(WORK TO DO)
Count each line in which the word "Paid" appears. Reply with the total and nothing more.

(AVAILABLE RECORDS)
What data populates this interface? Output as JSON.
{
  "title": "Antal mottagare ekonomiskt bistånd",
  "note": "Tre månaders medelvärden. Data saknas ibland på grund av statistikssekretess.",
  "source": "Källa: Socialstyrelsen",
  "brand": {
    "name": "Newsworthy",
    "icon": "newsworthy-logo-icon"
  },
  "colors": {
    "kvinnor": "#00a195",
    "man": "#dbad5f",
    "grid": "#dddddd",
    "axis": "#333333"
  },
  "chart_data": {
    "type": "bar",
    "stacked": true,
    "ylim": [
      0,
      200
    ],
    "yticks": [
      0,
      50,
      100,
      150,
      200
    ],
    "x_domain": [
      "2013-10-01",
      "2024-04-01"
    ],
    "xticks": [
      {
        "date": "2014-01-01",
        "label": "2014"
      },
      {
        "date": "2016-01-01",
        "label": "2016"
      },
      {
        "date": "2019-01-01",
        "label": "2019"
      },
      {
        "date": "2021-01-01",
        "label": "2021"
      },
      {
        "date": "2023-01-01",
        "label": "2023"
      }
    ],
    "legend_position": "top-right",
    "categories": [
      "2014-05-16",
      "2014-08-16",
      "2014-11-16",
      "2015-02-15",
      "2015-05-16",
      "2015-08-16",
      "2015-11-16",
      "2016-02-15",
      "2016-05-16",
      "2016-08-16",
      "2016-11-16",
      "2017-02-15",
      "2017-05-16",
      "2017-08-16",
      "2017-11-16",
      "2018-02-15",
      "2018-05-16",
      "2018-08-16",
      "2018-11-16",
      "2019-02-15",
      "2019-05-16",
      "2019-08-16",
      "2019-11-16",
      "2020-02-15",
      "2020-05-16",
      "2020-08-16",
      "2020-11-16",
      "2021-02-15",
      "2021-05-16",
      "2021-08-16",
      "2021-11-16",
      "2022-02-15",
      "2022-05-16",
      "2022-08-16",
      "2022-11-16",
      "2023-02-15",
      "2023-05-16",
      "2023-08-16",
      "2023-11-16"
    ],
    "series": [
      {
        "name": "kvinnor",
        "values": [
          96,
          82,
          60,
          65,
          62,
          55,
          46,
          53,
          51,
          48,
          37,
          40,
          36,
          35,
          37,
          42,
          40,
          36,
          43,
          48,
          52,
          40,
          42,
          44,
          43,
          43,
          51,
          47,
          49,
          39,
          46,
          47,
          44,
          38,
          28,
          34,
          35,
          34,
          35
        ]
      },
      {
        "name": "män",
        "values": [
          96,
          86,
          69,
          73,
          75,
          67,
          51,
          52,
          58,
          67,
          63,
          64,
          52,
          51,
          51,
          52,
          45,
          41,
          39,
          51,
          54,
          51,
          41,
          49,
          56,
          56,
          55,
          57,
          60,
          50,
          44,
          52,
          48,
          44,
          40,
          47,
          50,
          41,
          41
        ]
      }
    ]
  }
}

* * *

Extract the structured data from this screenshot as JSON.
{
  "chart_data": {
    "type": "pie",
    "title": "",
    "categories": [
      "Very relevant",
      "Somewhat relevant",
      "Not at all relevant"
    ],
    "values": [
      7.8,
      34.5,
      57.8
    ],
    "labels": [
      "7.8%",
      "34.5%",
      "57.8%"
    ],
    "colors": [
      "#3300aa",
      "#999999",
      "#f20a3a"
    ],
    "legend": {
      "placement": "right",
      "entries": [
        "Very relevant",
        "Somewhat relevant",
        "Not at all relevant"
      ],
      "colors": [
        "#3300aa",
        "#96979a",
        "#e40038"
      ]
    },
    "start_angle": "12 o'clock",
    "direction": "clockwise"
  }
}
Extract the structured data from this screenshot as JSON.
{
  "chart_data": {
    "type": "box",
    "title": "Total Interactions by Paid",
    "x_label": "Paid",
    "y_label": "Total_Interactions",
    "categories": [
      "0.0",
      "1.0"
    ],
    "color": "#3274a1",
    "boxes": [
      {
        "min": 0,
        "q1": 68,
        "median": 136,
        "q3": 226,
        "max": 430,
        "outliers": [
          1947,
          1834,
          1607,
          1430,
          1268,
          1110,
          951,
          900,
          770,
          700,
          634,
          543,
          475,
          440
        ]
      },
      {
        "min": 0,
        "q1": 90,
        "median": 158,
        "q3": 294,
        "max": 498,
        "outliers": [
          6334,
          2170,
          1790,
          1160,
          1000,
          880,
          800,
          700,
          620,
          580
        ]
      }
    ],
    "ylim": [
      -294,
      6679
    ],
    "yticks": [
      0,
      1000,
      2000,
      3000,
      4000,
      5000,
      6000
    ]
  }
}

(WORKED ANSWER)
2